Task input:
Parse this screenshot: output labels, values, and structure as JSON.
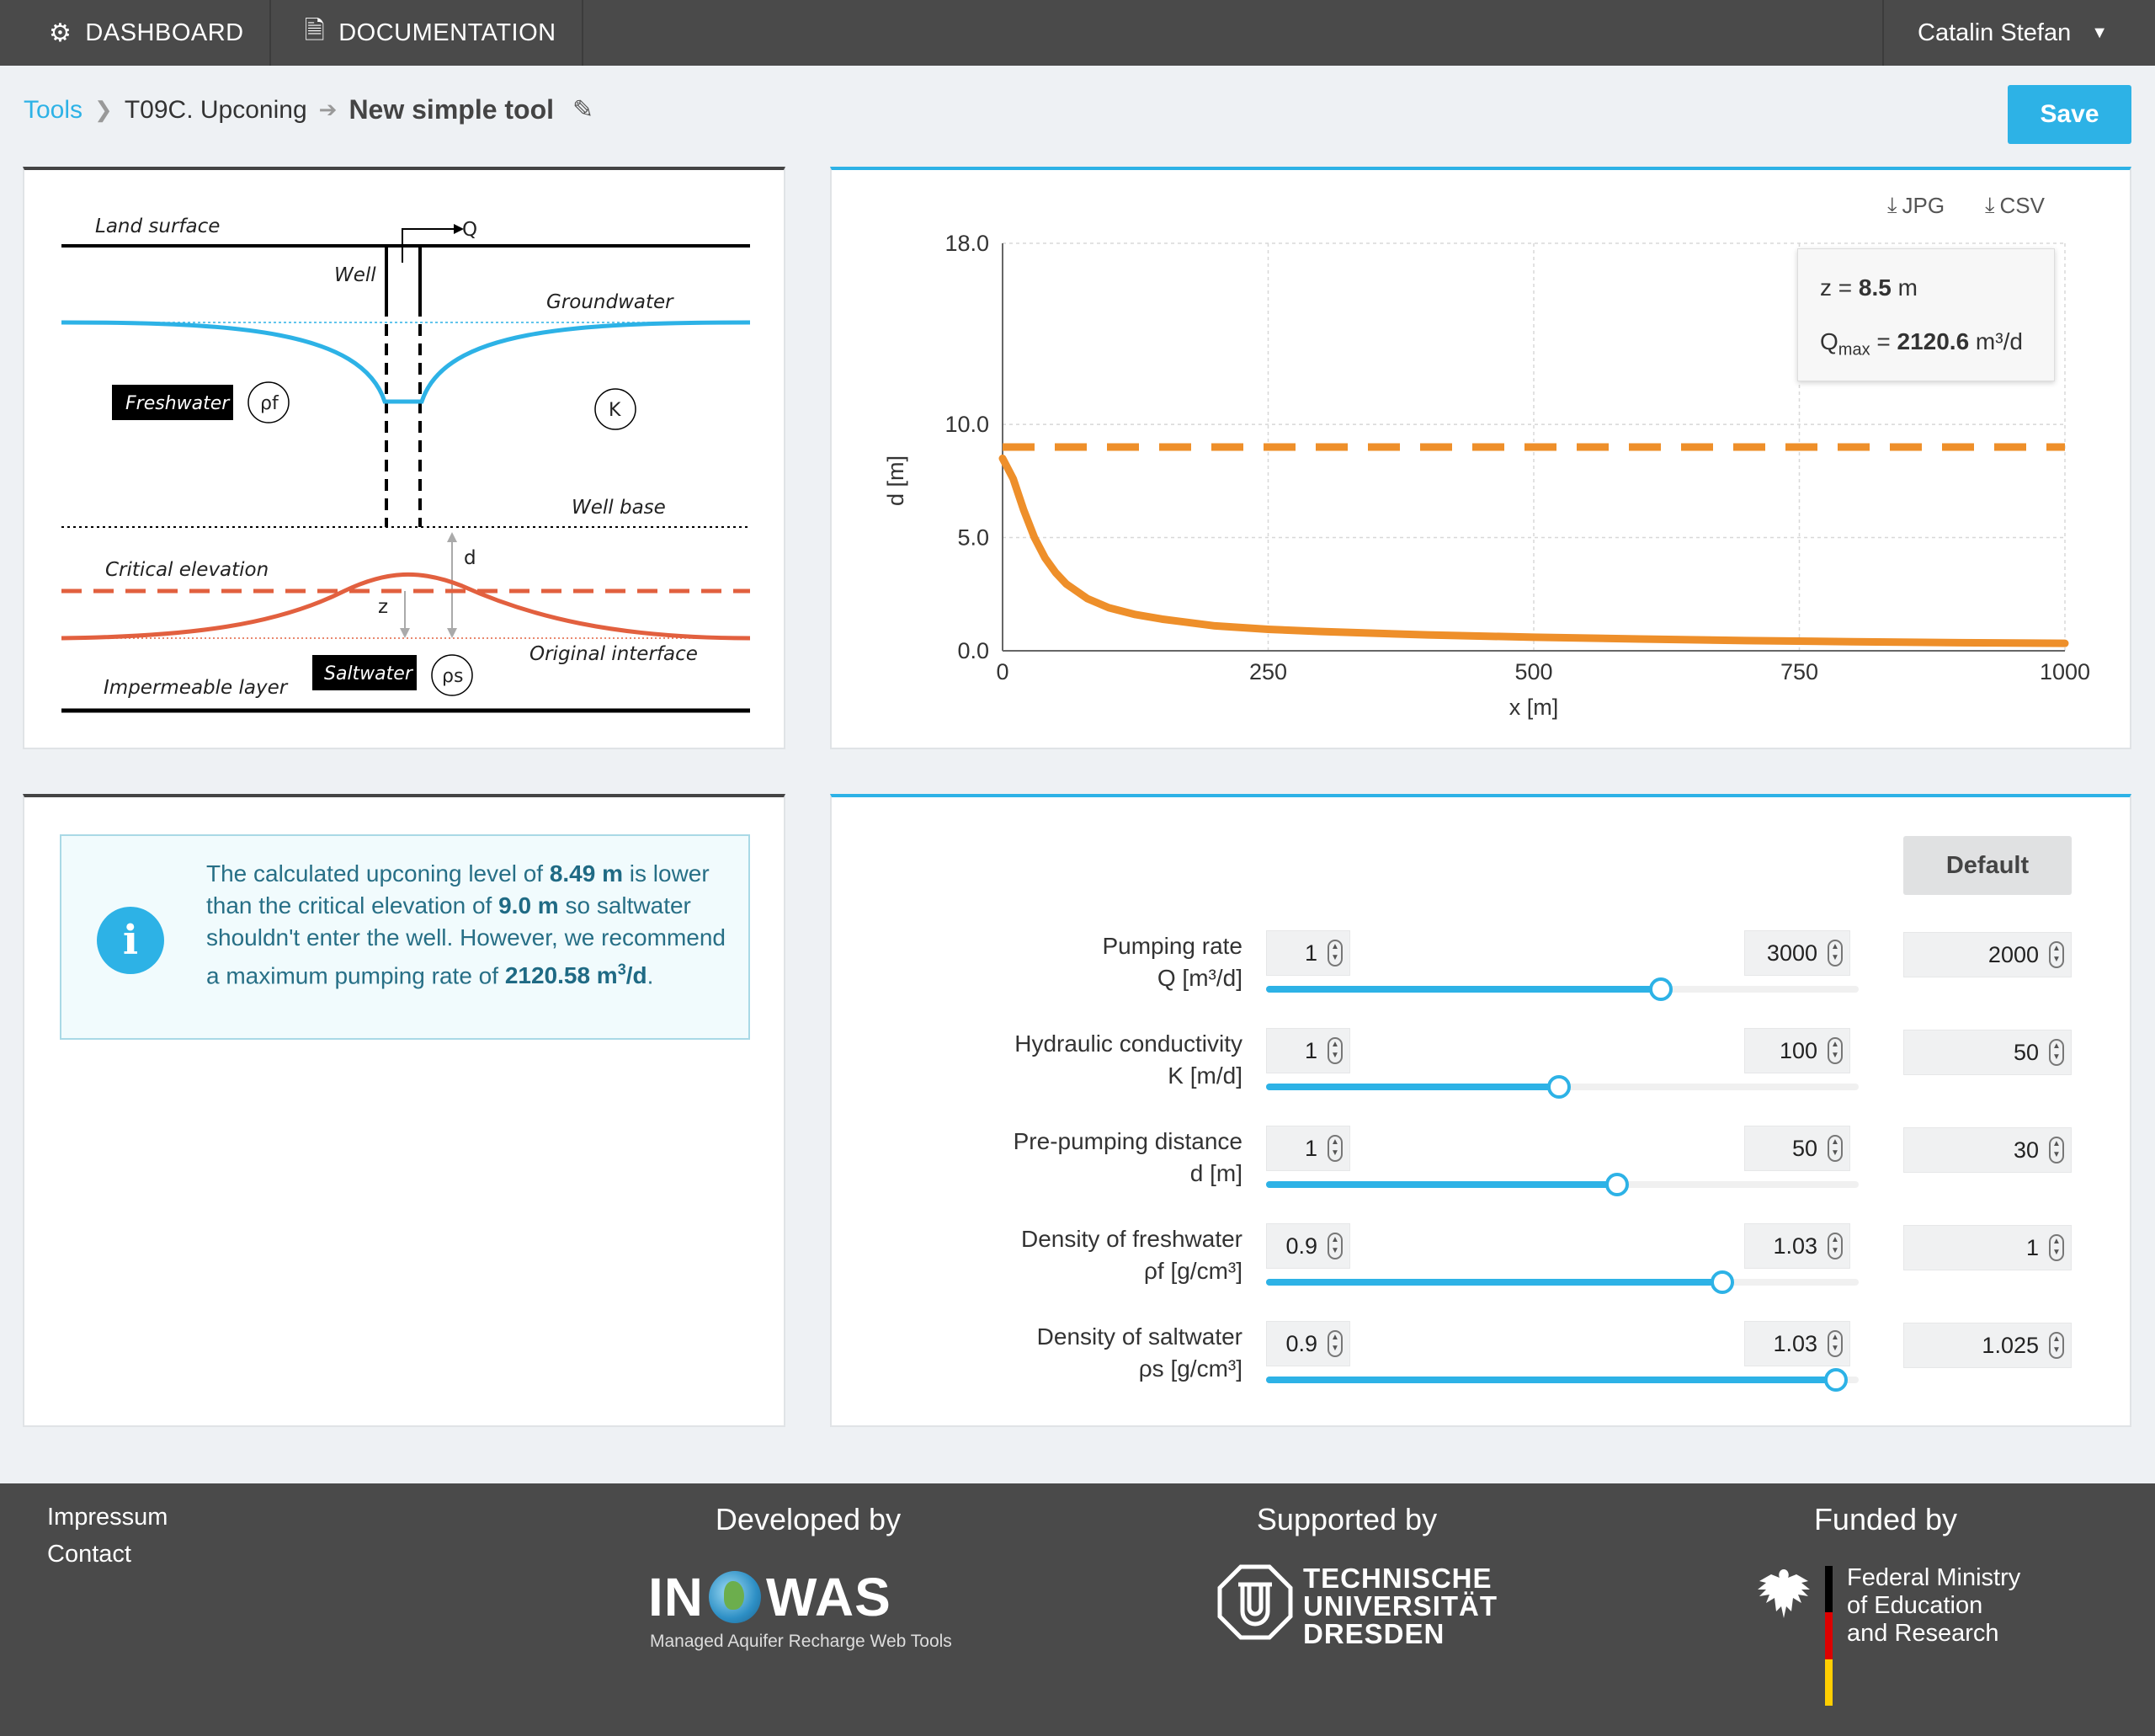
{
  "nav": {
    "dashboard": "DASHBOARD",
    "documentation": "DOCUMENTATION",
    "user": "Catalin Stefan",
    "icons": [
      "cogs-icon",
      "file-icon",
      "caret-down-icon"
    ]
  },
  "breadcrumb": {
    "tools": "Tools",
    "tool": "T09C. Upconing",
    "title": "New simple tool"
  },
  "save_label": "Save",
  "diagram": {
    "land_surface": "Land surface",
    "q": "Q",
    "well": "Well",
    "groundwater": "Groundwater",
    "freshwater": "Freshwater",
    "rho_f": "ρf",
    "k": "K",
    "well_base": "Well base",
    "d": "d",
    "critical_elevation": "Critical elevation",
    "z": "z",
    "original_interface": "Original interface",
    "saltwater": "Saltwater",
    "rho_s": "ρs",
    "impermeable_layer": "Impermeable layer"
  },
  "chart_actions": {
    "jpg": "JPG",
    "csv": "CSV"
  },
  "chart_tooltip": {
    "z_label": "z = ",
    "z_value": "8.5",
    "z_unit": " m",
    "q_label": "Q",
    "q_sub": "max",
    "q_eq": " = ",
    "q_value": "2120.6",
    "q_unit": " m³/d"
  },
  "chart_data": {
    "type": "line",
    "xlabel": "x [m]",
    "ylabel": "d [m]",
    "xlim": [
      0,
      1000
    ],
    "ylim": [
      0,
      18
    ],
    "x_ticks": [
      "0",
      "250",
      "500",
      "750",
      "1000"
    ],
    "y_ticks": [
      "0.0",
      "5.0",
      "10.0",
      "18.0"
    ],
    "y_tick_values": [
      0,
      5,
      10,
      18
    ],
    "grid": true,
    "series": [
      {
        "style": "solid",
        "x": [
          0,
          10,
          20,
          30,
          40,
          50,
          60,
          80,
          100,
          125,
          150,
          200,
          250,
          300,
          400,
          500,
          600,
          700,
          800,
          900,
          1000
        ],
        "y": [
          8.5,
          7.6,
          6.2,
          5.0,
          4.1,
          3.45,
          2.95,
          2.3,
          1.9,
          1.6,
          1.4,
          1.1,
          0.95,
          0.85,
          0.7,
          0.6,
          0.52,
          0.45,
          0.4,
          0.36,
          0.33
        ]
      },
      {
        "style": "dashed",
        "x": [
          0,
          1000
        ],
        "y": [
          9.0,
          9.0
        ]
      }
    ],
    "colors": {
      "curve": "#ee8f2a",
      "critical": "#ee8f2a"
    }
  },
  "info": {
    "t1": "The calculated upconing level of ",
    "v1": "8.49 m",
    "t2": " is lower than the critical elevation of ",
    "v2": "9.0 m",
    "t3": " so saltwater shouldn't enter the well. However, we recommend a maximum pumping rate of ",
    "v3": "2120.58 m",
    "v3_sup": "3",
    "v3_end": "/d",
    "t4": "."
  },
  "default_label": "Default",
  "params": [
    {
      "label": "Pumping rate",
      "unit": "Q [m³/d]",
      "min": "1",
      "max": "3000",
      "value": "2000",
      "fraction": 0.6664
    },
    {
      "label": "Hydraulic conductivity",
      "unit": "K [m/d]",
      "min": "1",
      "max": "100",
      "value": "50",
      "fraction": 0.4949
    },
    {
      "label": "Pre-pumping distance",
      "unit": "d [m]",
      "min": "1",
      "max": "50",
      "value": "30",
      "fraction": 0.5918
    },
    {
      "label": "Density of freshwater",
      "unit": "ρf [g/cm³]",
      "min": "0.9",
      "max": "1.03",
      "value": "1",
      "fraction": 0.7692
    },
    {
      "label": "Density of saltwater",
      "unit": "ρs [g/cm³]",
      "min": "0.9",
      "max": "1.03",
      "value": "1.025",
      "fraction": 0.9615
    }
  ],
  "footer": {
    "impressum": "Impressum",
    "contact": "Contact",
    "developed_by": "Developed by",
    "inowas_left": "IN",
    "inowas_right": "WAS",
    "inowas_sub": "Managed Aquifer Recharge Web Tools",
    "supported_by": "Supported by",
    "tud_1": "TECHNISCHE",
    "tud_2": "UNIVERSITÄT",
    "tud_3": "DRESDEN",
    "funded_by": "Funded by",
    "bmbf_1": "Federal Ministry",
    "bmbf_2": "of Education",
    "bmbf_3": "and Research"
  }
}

Short problem: Identify the lines in the entries above that contain "rate", then copy them out.

Exercise response:
    "t3": " so saltwater shouldn't enter the well. However, we recommend a maximum pumping rate of ",
      "label": "Pumping rate",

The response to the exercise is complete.